THE TASK.
The data below needs to be returned exactly, line for line.

══ SOURCE DATA

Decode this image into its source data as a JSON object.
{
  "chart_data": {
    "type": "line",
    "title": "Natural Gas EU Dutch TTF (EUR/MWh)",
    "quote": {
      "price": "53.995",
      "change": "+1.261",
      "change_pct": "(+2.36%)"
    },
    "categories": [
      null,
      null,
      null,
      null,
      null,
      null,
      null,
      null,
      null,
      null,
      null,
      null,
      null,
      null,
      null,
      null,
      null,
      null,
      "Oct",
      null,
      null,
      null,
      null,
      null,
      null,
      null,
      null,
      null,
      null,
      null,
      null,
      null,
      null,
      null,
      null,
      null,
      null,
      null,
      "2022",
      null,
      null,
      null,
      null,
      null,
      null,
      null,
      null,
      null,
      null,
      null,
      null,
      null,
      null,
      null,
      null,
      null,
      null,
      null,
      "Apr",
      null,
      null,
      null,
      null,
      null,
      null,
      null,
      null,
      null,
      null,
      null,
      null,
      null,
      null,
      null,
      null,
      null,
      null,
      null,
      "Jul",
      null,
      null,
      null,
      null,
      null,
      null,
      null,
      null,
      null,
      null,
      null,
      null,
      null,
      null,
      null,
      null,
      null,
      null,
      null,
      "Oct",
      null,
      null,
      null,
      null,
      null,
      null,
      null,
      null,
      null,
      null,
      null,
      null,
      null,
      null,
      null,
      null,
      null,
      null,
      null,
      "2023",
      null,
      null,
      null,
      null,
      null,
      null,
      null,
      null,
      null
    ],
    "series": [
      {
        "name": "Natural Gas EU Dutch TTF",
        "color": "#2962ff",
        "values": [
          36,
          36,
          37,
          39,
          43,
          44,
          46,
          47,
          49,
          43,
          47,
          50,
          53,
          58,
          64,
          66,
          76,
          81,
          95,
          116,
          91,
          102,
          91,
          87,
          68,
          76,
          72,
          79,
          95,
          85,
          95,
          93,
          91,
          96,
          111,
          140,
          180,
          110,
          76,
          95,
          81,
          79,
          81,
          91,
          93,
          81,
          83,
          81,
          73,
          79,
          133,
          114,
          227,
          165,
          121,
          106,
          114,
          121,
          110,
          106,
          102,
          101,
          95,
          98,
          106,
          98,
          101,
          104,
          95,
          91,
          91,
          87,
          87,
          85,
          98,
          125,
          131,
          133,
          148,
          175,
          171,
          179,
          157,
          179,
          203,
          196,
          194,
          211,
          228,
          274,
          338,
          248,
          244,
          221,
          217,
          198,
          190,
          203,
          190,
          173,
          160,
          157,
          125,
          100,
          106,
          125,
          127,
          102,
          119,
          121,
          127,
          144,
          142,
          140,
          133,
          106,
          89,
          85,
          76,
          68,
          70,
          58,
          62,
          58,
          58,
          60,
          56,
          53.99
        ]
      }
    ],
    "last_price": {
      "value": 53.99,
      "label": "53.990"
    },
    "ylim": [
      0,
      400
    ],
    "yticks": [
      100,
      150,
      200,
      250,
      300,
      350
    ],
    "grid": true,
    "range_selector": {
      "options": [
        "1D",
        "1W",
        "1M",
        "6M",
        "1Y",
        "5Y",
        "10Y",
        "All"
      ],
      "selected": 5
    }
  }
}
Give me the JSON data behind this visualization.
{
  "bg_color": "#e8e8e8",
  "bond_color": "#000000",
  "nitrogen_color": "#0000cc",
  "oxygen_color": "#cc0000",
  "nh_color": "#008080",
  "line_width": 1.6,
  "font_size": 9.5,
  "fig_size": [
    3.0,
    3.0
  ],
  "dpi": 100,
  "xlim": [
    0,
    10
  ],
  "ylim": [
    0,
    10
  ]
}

════

THE ANSWER.
Decode this image into its source data as a JSON object.
{
  "chart_data": {
    "type": "line",
    "title": "Natural Gas EU Dutch TTF (EUR/MWh)",
    "quote": {
      "price": "53.995",
      "change": "+1.261",
      "change_pct": "(+2.36%)"
    },
    "categories": [
      null,
      null,
      null,
      null,
      null,
      null,
      null,
      null,
      null,
      null,
      null,
      null,
      null,
      null,
      null,
      null,
      null,
      null,
      "Oct",
      null,
      null,
      null,
      null,
      null,
      null,
      null,
      null,
      null,
      null,
      null,
      null,
      null,
      null,
      null,
      null,
      null,
      null,
      null,
      "2022",
      null,
      null,
      null,
      null,
      null,
      null,
      null,
      null,
      null,
      null,
      null,
      null,
      null,
      null,
      null,
      null,
      null,
      null,
      null,
      "Apr",
      null,
      null,
      null,
      null,
      null,
      null,
      null,
      null,
      null,
      null,
      null,
      null,
      null,
      null,
      null,
      null,
      null,
      null,
      null,
      "Jul",
      null,
      null,
      null,
      null,
      null,
      null,
      null,
      null,
      null,
      null,
      null,
      null,
      null,
      null,
      null,
      null,
      null,
      null,
      null,
      "Oct",
      null,
      null,
      null,
      null,
      null,
      null,
      null,
      null,
      null,
      null,
      null,
      null,
      null,
      null,
      null,
      null,
      null,
      null,
      null,
      "2023",
      null,
      null,
      null,
      null,
      null,
      null,
      null,
      null,
      null
    ],
    "series": [
      {
        "name": "Natural Gas EU Dutch TTF",
        "color": "#2962ff",
        "values": [
          36,
          36,
          37,
          39,
          43,
          44,
          46,
          47,
          49,
          43,
          47,
          50,
          53,
          58,
          64,
          66,
          76,
          81,
          95,
          116,
          91,
          102,
          91,
          87,
          68,
          76,
          72,
          79,
          95,
          85,
          95,
          93,
          91,
          96,
          111,
          140,
          180,
          110,
          76,
          95,
          81,
          79,
          81,
          91,
          93,
          81,
          83,
          81,
          73,
          79,
          133,
          114,
          227,
          165,
          121,
          106,
          114,
          121,
          110,
          106,
          102,
          101,
          95,
          98,
          106,
          98,
          101,
          104,
          95,
          91,
          91,
          87,
          87,
          85,
          98,
          125,
          131,
          133,
          148,
          175,
          171,
          179,
          157,
          179,
          203,
          196,
          194,
          211,
          228,
          274,
          338,
          248,
          244,
          221,
          217,
          198,
          190,
          203,
          190,
          173,
          160,
          157,
          125,
          100,
          106,
          125,
          127,
          102,
          119,
          121,
          127,
          144,
          142,
          140,
          133,
          106,
          89,
          85,
          76,
          68,
          70,
          58,
          62,
          58,
          58,
          60,
          56,
          53.99
        ]
      }
    ],
    "last_price": {
      "value": 53.99,
      "label": "53.990"
    },
    "ylim": [
      0,
      400
    ],
    "yticks": [
      100,
      150,
      200,
      250,
      300,
      350
    ],
    "grid": true,
    "range_selector": {
      "options": [
        "1D",
        "1W",
        "1M",
        "6M",
        "1Y",
        "5Y",
        "10Y",
        "All"
      ],
      "selected": 5
    }
  }
}
Give me the JSON data behind this visualization.
{
  "bg_color": "#e8e8e8",
  "bond_color": "#000000",
  "nitrogen_color": "#0000cc",
  "oxygen_color": "#cc0000",
  "nh_color": "#008080",
  "line_width": 1.6,
  "font_size": 9.5,
  "fig_size": [
    3.0,
    3.0
  ],
  "dpi": 100,
  "xlim": [
    0,
    10
  ],
  "ylim": [
    0,
    10
  ]
}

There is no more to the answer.